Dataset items
::::
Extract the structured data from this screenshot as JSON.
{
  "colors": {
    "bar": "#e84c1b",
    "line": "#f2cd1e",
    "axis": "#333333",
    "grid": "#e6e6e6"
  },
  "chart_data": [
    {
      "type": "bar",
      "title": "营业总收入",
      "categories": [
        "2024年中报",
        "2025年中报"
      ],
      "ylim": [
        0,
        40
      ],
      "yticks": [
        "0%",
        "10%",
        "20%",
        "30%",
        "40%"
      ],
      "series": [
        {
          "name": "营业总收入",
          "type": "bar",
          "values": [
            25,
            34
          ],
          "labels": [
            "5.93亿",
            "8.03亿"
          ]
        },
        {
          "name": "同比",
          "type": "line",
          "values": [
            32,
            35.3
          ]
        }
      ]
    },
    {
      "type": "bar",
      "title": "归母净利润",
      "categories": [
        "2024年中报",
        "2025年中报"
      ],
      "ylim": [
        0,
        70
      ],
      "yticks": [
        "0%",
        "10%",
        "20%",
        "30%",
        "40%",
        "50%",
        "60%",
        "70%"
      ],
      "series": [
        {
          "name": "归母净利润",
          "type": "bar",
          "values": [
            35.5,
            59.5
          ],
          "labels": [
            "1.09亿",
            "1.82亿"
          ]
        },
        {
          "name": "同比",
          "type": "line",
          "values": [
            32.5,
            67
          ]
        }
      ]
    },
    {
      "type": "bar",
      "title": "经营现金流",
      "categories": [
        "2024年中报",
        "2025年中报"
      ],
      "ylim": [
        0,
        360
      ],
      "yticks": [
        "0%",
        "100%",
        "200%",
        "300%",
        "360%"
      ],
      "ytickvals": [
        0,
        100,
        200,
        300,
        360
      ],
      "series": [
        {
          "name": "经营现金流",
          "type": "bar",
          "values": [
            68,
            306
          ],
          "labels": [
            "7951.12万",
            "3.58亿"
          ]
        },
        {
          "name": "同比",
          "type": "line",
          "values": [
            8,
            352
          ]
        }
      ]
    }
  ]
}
::::
**Short task**. Each line in the material above must be retyped without alteration.

**Answer to the problem**.
Extract the structured data from this screenshot as JSON.
{
  "colors": {
    "bar": "#e84c1b",
    "line": "#f2cd1e",
    "axis": "#333333",
    "grid": "#e6e6e6"
  },
  "chart_data": [
    {
      "type": "bar",
      "title": "营业总收入",
      "categories": [
        "2024年中报",
        "2025年中报"
      ],
      "ylim": [
        0,
        40
      ],
      "yticks": [
        "0%",
        "10%",
        "20%",
        "30%",
        "40%"
      ],
      "series": [
        {
          "name": "营业总收入",
          "type": "bar",
          "values": [
            25,
            34
          ],
          "labels": [
            "5.93亿",
            "8.03亿"
          ]
        },
        {
          "name": "同比",
          "type": "line",
          "values": [
            32,
            35.3
          ]
        }
      ]
    },
    {
      "type": "bar",
      "title": "归母净利润",
      "categories": [
        "2024年中报",
        "2025年中报"
      ],
      "ylim": [
        0,
        70
      ],
      "yticks": [
        "0%",
        "10%",
        "20%",
        "30%",
        "40%",
        "50%",
        "60%",
        "70%"
      ],
      "series": [
        {
          "name": "归母净利润",
          "type": "bar",
          "values": [
            35.5,
            59.5
          ],
          "labels": [
            "1.09亿",
            "1.82亿"
          ]
        },
        {
          "name": "同比",
          "type": "line",
          "values": [
            32.5,
            67
          ]
        }
      ]
    },
    {
      "type": "bar",
      "title": "经营现金流",
      "categories": [
        "2024年中报",
        "2025年中报"
      ],
      "ylim": [
        0,
        360
      ],
      "yticks": [
        "0%",
        "100%",
        "200%",
        "300%",
        "360%"
      ],
      "ytickvals": [
        0,
        100,
        200,
        300,
        360
      ],
      "series": [
        {
          "name": "经营现金流",
          "type": "bar",
          "values": [
            68,
            306
          ],
          "labels": [
            "7951.12万",
            "3.58亿"
          ]
        },
        {
          "name": "同比",
          "type": "line",
          "values": [
            8,
            352
          ]
        }
      ]
    }
  ]
}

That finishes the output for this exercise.